Repeat the records below exactly, leaving out any pictures.

▸ **Excerpted records**:
——

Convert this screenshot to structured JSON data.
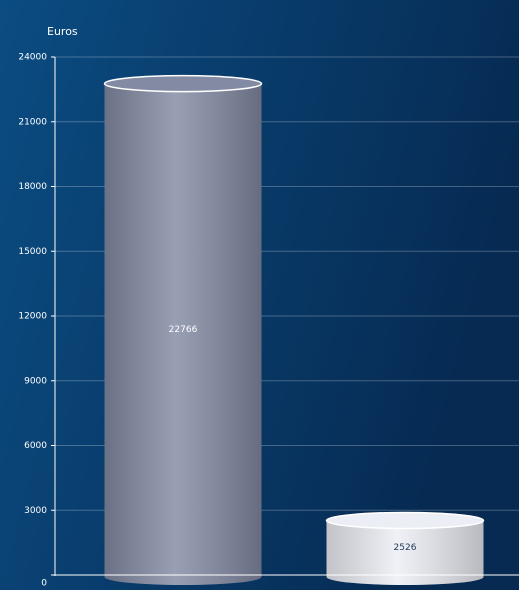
{
  "chart_data": {
    "type": "cylinder-bar",
    "y_label": "Euros",
    "categories": [
      null,
      null
    ],
    "values": [
      22766,
      2526
    ],
    "colors": [
      "#838aa3",
      "#eceef5"
    ],
    "ylim": [
      0,
      24000
    ],
    "yticks": [
      0,
      3000,
      6000,
      9000,
      12000,
      15000,
      18000,
      21000,
      24000
    ],
    "grid": true
  }
}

——

▸ **Complete response**:
Convert this screenshot to structured JSON data.
{
  "chart_data": {
    "type": "cylinder-bar",
    "y_label": "Euros",
    "categories": [
      null,
      null
    ],
    "values": [
      22766,
      2526
    ],
    "colors": [
      "#838aa3",
      "#eceef5"
    ],
    "ylim": [
      0,
      24000
    ],
    "yticks": [
      0,
      3000,
      6000,
      9000,
      12000,
      15000,
      18000,
      21000,
      24000
    ],
    "grid": true
  }
}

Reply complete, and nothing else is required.